Given instruction:
Work out how many lines of the records contain "xlabel". Answer with the number and nothing else.

---- Provided data

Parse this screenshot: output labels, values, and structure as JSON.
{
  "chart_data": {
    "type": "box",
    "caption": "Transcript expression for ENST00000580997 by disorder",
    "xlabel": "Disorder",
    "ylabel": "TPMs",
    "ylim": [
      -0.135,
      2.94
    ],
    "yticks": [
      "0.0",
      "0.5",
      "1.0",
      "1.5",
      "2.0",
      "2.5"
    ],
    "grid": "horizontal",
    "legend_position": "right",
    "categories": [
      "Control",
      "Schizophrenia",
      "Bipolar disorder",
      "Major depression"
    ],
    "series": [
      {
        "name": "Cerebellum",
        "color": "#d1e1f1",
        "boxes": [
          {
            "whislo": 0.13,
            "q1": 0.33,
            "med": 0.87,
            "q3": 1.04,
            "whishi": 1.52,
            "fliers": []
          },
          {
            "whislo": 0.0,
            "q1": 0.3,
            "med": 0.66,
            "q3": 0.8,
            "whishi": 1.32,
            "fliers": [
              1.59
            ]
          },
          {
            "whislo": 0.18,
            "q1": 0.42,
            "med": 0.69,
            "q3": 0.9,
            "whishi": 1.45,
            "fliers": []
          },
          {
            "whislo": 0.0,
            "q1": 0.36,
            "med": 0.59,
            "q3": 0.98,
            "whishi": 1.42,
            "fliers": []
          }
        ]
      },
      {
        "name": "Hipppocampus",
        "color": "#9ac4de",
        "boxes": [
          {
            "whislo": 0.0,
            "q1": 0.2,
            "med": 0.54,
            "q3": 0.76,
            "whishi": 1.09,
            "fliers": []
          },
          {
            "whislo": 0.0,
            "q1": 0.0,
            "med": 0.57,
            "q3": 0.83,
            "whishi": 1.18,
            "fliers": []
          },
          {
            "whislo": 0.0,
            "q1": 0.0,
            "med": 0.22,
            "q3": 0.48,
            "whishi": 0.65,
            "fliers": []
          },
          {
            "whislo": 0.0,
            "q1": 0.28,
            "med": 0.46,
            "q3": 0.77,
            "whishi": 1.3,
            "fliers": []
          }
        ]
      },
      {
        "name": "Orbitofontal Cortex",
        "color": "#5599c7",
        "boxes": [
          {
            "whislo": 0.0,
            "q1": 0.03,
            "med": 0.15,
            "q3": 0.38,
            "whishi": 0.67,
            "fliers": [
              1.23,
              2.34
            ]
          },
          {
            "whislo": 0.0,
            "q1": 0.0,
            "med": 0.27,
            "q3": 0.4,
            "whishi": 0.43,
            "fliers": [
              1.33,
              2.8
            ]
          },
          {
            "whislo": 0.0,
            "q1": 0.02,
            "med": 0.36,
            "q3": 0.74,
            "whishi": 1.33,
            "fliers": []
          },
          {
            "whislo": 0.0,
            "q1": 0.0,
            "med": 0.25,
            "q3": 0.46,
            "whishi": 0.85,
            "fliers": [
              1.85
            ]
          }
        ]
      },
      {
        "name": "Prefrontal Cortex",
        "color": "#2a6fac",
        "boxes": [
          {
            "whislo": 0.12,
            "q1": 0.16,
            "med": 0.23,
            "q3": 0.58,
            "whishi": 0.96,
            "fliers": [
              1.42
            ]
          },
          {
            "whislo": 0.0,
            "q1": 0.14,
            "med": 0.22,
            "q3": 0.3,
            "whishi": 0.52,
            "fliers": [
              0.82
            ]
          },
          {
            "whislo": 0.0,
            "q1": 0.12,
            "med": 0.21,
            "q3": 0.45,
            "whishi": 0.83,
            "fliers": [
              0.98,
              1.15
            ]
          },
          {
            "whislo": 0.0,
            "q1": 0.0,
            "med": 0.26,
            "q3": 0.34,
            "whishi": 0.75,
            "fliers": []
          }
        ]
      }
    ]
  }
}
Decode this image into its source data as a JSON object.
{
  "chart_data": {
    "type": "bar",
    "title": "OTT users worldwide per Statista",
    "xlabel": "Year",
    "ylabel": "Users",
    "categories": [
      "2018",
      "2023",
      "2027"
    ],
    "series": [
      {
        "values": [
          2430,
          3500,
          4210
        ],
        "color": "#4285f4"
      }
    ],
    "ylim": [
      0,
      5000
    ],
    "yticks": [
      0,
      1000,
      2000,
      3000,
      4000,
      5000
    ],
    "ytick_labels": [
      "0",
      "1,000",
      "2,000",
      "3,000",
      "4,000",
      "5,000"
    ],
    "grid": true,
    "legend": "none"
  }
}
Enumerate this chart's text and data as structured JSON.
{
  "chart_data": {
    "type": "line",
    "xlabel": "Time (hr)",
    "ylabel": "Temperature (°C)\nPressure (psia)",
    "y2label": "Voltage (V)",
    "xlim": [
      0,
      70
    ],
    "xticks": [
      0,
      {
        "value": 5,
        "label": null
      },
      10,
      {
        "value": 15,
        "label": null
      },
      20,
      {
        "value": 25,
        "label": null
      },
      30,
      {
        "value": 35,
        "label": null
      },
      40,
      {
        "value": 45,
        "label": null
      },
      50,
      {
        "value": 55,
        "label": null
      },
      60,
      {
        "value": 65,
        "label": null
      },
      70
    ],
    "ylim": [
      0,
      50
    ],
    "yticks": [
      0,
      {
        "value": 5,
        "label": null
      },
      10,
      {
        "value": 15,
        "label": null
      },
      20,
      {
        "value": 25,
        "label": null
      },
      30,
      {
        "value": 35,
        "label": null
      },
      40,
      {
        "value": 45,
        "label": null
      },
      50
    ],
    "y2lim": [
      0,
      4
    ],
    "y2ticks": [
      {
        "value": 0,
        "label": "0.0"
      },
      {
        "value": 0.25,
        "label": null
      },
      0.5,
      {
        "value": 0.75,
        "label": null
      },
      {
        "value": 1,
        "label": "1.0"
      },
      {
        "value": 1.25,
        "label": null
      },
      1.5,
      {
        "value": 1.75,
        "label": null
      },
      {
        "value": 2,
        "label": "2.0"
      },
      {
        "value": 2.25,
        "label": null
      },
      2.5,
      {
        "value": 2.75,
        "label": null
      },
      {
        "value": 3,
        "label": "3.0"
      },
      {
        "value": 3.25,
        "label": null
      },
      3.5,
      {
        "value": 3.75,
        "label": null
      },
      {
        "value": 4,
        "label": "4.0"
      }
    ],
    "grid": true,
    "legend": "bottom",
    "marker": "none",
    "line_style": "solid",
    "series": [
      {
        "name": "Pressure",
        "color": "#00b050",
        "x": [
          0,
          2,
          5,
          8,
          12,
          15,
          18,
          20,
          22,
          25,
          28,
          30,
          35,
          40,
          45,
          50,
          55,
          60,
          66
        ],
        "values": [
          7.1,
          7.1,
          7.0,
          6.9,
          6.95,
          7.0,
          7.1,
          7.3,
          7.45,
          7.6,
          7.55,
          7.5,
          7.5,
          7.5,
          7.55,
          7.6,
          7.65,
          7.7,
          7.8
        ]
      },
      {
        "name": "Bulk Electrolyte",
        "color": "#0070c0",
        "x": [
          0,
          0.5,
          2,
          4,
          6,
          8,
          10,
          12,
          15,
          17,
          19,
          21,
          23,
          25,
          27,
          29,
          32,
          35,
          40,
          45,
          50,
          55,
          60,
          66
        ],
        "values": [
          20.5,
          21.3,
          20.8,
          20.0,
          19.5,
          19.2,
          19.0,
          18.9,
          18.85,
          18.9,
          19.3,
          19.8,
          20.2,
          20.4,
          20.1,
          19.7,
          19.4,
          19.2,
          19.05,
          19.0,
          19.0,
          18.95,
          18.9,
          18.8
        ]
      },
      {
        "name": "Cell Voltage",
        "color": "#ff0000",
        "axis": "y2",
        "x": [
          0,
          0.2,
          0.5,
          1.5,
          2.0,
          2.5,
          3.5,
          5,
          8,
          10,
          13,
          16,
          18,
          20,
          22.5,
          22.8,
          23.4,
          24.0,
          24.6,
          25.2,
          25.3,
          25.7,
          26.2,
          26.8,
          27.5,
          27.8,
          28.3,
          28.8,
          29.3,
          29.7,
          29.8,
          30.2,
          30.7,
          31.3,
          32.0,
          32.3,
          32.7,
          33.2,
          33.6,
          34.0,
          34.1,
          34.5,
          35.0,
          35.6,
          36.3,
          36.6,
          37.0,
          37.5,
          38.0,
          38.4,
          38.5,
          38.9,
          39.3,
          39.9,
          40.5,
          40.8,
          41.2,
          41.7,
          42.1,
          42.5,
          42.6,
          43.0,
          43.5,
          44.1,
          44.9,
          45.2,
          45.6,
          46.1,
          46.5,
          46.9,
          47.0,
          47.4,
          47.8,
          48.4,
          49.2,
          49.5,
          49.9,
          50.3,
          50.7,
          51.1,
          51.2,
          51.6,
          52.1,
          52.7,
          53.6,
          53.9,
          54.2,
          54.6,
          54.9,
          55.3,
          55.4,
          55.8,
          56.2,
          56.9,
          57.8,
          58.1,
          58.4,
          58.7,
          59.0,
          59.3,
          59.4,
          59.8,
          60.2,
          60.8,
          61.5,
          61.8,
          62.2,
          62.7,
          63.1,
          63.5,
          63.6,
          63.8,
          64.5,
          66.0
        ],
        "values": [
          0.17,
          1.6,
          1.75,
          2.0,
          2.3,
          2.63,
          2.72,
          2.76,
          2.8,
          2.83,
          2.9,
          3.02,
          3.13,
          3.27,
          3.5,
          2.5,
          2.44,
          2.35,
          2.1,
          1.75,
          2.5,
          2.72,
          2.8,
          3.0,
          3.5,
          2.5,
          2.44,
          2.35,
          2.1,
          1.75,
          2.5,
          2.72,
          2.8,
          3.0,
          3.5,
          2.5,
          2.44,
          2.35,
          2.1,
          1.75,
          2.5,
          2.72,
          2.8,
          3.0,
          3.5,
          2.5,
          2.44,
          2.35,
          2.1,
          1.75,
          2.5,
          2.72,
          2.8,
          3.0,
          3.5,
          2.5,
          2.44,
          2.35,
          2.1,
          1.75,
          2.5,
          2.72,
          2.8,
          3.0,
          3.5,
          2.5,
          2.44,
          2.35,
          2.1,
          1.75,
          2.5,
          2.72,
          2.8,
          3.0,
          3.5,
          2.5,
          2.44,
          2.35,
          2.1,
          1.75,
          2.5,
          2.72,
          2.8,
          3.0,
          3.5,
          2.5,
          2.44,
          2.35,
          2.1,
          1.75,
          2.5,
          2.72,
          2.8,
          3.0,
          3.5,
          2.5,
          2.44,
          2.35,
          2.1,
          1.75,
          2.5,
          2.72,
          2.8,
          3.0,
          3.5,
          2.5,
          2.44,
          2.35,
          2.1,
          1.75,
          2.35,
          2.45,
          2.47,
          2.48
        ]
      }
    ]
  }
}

--------

Result:
3